STATED GOAL: Lines holding the string "contact" are the ones to copy; find them all in the data.

Records excerpted from a collection:
* Start *

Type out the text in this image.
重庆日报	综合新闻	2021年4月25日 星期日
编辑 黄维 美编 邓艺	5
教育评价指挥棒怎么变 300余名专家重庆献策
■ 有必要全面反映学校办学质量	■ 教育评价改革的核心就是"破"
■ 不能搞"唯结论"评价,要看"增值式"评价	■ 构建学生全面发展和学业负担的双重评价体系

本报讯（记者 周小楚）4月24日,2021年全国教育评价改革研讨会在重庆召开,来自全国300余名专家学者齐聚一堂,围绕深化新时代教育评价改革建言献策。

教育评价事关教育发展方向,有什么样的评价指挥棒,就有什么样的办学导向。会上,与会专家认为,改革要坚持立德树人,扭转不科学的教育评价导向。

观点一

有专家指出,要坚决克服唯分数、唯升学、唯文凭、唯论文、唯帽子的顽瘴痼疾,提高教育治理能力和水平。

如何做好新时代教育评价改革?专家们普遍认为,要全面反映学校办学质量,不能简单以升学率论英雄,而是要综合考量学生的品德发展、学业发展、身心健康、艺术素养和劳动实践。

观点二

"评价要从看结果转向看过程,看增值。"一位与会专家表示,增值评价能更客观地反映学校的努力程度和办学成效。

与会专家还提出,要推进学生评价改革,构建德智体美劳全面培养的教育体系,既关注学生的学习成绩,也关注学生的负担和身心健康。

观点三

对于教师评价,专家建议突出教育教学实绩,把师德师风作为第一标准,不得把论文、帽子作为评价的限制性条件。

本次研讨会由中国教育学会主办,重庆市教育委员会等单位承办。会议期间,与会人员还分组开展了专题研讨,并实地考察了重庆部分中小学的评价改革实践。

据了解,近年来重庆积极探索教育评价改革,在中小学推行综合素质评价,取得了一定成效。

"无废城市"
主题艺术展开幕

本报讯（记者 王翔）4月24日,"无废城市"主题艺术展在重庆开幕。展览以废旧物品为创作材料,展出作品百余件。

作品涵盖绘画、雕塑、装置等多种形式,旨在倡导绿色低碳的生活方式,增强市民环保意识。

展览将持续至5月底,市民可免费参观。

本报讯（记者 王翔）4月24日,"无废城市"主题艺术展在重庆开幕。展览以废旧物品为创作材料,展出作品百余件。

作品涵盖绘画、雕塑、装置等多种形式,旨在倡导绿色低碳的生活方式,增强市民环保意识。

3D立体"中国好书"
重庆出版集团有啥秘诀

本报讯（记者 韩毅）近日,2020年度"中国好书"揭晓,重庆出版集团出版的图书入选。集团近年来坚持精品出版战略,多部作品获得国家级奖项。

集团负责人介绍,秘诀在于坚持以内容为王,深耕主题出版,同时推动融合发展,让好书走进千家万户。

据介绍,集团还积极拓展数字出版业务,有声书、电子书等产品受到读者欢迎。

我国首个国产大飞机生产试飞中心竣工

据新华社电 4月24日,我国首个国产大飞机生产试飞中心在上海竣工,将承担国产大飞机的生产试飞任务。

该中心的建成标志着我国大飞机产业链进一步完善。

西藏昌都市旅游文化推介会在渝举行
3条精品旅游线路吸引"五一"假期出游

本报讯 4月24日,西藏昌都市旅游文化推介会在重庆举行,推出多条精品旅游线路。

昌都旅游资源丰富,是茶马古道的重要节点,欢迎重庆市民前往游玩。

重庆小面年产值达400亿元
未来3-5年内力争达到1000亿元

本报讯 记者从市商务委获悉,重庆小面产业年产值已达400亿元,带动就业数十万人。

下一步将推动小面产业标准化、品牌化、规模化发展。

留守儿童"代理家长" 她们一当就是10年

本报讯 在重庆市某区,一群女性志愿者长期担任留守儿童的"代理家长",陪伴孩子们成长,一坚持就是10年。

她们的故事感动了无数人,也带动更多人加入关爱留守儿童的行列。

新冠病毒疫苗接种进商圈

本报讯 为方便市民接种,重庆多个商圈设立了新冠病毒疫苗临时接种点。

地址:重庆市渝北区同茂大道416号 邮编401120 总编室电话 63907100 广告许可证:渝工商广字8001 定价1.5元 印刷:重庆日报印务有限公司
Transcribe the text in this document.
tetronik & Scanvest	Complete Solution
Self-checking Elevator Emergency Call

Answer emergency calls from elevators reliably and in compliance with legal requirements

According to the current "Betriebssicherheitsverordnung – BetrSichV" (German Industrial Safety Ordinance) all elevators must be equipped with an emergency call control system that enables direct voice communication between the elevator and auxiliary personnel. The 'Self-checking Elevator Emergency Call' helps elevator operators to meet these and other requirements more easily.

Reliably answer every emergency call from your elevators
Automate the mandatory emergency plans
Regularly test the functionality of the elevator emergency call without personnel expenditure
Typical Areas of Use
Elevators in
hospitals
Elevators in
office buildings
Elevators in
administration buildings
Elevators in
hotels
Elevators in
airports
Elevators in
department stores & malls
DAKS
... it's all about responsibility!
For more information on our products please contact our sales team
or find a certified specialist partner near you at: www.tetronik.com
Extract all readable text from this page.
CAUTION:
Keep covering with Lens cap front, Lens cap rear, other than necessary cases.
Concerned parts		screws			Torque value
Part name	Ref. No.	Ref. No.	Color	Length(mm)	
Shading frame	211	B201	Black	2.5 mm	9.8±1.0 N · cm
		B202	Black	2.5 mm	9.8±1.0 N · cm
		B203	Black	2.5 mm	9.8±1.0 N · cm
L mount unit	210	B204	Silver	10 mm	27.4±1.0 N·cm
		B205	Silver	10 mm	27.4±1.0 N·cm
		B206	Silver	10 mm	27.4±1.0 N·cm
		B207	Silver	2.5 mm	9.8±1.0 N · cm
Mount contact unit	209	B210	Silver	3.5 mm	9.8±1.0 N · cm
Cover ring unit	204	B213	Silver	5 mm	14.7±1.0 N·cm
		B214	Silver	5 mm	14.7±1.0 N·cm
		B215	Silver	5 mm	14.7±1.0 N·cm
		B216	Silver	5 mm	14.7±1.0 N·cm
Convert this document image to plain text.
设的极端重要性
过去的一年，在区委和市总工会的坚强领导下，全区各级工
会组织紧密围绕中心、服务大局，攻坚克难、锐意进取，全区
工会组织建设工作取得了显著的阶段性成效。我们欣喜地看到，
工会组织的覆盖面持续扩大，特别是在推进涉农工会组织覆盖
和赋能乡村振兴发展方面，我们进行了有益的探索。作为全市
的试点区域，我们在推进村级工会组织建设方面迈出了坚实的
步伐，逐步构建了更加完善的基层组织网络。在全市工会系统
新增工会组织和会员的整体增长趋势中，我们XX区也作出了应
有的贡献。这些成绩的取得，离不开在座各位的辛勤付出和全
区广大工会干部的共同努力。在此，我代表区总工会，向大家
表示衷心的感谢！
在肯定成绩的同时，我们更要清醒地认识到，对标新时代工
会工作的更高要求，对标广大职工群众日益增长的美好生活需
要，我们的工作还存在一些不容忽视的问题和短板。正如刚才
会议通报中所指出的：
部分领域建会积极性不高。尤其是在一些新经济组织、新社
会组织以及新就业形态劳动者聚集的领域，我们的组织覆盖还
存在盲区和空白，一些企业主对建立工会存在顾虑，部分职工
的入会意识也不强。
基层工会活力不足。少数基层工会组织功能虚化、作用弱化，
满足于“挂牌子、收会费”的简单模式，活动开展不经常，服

* End *

ANSWER FOR THIS EXERCISE:
For more information on our products please contact our sales team
Mount contact unit	209	B210	Silver	3.5 mm	9.8±1.0 N · cm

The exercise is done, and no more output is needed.